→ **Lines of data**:
####

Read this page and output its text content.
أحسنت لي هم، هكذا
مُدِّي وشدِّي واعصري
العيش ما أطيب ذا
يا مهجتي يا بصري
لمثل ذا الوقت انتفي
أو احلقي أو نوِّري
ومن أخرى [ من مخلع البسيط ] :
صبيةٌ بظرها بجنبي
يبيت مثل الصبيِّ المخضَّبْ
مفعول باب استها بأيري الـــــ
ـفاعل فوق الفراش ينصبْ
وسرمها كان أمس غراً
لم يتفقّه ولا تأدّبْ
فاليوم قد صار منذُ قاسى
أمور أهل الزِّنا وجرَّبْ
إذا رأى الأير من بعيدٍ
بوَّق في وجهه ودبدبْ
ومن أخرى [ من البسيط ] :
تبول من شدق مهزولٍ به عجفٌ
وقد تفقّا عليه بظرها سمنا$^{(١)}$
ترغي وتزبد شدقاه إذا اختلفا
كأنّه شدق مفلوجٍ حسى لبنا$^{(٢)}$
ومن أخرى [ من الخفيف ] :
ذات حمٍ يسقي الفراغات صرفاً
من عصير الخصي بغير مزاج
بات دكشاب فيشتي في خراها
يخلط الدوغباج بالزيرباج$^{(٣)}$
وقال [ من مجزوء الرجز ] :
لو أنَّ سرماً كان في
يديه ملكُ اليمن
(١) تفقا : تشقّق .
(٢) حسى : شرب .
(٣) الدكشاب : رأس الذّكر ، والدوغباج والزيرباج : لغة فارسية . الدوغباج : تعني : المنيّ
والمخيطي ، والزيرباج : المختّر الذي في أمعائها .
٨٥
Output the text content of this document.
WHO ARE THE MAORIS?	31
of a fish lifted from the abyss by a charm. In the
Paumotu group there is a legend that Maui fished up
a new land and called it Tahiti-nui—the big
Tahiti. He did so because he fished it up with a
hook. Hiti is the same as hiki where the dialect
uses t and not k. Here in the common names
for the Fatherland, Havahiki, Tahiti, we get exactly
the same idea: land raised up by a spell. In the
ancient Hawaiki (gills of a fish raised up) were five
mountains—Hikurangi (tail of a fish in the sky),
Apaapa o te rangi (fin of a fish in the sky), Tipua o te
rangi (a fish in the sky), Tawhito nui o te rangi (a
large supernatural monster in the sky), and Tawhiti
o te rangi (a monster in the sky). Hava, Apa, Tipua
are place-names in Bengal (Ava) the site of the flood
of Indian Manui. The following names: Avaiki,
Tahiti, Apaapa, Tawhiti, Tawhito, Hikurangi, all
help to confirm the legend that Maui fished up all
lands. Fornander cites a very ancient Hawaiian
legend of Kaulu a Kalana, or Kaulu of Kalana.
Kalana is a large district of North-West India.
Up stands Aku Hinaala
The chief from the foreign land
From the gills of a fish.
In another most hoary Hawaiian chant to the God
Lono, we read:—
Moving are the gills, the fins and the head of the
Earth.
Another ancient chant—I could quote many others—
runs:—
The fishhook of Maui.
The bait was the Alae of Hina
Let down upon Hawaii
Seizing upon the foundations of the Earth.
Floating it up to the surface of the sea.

####

→ **WHAT YOU WILL DO**: The required answer is a single number: the count of lines in the entries that hold the string "text".

→ **FINISHED ANSWER**: 2